__What is asked__: Return the records in full, exactly as given.

__Data__:
★ ★ ★ ★ ★

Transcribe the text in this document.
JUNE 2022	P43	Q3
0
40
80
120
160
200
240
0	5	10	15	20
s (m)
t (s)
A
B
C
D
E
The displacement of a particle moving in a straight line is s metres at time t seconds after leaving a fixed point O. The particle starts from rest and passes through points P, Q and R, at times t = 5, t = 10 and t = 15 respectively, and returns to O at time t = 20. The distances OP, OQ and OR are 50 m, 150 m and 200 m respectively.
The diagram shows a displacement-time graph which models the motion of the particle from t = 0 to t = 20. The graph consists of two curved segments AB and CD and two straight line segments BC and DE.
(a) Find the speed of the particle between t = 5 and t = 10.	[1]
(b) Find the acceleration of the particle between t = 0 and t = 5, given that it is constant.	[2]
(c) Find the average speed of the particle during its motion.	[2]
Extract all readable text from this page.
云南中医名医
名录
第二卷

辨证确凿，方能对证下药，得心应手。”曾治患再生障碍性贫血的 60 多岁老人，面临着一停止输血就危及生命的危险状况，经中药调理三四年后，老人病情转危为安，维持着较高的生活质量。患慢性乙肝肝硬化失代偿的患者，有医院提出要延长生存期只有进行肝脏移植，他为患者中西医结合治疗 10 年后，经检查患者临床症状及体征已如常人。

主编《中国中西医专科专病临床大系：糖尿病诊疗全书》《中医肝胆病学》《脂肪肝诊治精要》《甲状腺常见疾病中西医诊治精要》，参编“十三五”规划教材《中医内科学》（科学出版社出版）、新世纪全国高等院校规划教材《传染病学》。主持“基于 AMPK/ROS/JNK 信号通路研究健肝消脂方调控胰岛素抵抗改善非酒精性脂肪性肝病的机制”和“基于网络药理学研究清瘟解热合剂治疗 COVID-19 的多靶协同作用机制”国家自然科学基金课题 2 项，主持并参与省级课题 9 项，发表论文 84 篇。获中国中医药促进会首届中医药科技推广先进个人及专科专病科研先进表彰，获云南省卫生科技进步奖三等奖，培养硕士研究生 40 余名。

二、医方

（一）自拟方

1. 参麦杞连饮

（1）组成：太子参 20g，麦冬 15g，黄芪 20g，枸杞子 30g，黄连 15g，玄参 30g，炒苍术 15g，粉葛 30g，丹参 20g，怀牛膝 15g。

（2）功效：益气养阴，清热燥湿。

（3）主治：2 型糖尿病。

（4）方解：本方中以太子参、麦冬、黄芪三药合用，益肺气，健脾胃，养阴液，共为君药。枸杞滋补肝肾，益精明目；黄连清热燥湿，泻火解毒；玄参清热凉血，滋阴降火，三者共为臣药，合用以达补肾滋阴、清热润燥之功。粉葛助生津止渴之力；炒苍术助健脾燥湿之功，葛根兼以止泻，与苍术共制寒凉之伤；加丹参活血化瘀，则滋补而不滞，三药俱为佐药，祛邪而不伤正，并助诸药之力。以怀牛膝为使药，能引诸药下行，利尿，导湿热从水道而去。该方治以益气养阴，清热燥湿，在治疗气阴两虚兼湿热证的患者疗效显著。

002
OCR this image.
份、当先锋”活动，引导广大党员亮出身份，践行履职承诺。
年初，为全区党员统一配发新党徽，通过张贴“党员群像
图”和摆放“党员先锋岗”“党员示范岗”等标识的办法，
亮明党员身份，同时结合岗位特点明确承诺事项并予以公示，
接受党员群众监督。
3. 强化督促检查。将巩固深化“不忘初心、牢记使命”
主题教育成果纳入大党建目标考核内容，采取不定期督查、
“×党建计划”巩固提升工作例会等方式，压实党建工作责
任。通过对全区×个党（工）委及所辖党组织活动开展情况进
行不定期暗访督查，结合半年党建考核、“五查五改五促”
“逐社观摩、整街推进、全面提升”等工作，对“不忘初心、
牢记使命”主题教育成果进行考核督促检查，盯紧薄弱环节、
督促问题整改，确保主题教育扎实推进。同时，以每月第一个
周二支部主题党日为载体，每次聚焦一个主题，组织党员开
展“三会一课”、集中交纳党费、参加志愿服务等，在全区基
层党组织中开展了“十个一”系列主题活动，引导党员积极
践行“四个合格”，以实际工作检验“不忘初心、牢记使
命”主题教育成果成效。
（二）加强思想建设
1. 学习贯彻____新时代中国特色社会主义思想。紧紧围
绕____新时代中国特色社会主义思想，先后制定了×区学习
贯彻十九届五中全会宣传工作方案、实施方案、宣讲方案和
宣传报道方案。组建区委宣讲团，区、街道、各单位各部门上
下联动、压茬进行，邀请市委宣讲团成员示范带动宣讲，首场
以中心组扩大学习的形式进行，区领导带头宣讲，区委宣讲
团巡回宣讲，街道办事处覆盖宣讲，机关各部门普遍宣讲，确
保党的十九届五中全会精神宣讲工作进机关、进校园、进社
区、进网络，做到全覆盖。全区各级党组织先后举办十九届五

★ ★ ★ ★ ★

__Task response__:
Transcribe the text in this document.
JUNE 2022	P43	Q3
0
40
80
120
160
200
240
0	5	10	15	20
s (m)
t (s)
A
B
C
D
E
The displacement of a particle moving in a straight line is s metres at time t seconds after leaving a fixed point O. The particle starts from rest and passes through points P, Q and R, at times t = 5, t = 10 and t = 15 respectively, and returns to O at time t = 20. The distances OP, OQ and OR are 50 m, 150 m and 200 m respectively.
The diagram shows a displacement-time graph which models the motion of the particle from t = 0 to t = 20. The graph consists of two curved segments AB and CD and two straight line segments BC and DE.
(a) Find the speed of the particle between t = 5 and t = 10.	[1]
(b) Find the acceleration of the particle between t = 0 and t = 5, given that it is constant.	[2]
(c) Find the average speed of the particle during its motion.	[2]
Extract all readable text from this page.
云南中医名医
名录
第二卷

辨证确凿，方能对证下药，得心应手。”曾治患再生障碍性贫血的 60 多岁老人，面临着一停止输血就危及生命的危险状况，经中药调理三四年后，老人病情转危为安，维持着较高的生活质量。患慢性乙肝肝硬化失代偿的患者，有医院提出要延长生存期只有进行肝脏移植，他为患者中西医结合治疗 10 年后，经检查患者临床症状及体征已如常人。

主编《中国中西医专科专病临床大系：糖尿病诊疗全书》《中医肝胆病学》《脂肪肝诊治精要》《甲状腺常见疾病中西医诊治精要》，参编“十三五”规划教材《中医内科学》（科学出版社出版）、新世纪全国高等院校规划教材《传染病学》。主持“基于 AMPK/ROS/JNK 信号通路研究健肝消脂方调控胰岛素抵抗改善非酒精性脂肪性肝病的机制”和“基于网络药理学研究清瘟解热合剂治疗 COVID-19 的多靶协同作用机制”国家自然科学基金课题 2 项，主持并参与省级课题 9 项，发表论文 84 篇。获中国中医药促进会首届中医药科技推广先进个人及专科专病科研先进表彰，获云南省卫生科技进步奖三等奖，培养硕士研究生 40 余名。

二、医方

（一）自拟方

1. 参麦杞连饮

（1）组成：太子参 20g，麦冬 15g，黄芪 20g，枸杞子 30g，黄连 15g，玄参 30g，炒苍术 15g，粉葛 30g，丹参 20g，怀牛膝 15g。

（2）功效：益气养阴，清热燥湿。

（3）主治：2 型糖尿病。

（4）方解：本方中以太子参、麦冬、黄芪三药合用，益肺气，健脾胃，养阴液，共为君药。枸杞滋补肝肾，益精明目；黄连清热燥湿，泻火解毒；玄参清热凉血，滋阴降火，三者共为臣药，合用以达补肾滋阴、清热润燥之功。粉葛助生津止渴之力；炒苍术助健脾燥湿之功，葛根兼以止泻，与苍术共制寒凉之伤；加丹参活血化瘀，则滋补而不滞，三药俱为佐药，祛邪而不伤正，并助诸药之力。以怀牛膝为使药，能引诸药下行，利尿，导湿热从水道而去。该方治以益气养阴，清热燥湿，在治疗气阴两虚兼湿热证的患者疗效显著。

002
OCR this image.
份、当先锋”活动，引导广大党员亮出身份，践行履职承诺。
年初，为全区党员统一配发新党徽，通过张贴“党员群像
图”和摆放“党员先锋岗”“党员示范岗”等标识的办法，
亮明党员身份，同时结合岗位特点明确承诺事项并予以公示，
接受党员群众监督。
3. 强化督促检查。将巩固深化“不忘初心、牢记使命”
主题教育成果纳入大党建目标考核内容，采取不定期督查、
“×党建计划”巩固提升工作例会等方式，压实党建工作责
任。通过对全区×个党（工）委及所辖党组织活动开展情况进
行不定期暗访督查，结合半年党建考核、“五查五改五促”
“逐社观摩、整街推进、全面提升”等工作，对“不忘初心、
牢记使命”主题教育成果进行考核督促检查，盯紧薄弱环节、
督促问题整改，确保主题教育扎实推进。同时，以每月第一个
周二支部主题党日为载体，每次聚焦一个主题，组织党员开
展“三会一课”、集中交纳党费、参加志愿服务等，在全区基
层党组织中开展了“十个一”系列主题活动，引导党员积极
践行“四个合格”，以实际工作检验“不忘初心、牢记使
命”主题教育成果成效。
（二）加强思想建设
1. 学习贯彻____新时代中国特色社会主义思想。紧紧围
绕____新时代中国特色社会主义思想，先后制定了×区学习
贯彻十九届五中全会宣传工作方案、实施方案、宣讲方案和
宣传报道方案。组建区委宣讲团，区、街道、各单位各部门上
下联动、压茬进行，邀请市委宣讲团成员示范带动宣讲，首场
以中心组扩大学习的形式进行，区领导带头宣讲，区委宣讲
团巡回宣讲，街道办事处覆盖宣讲，机关各部门普遍宣讲，确
保党的十九届五中全会精神宣讲工作进机关、进校园、进社
区、进网络，做到全覆盖。全区各级党组织先后举办十九届五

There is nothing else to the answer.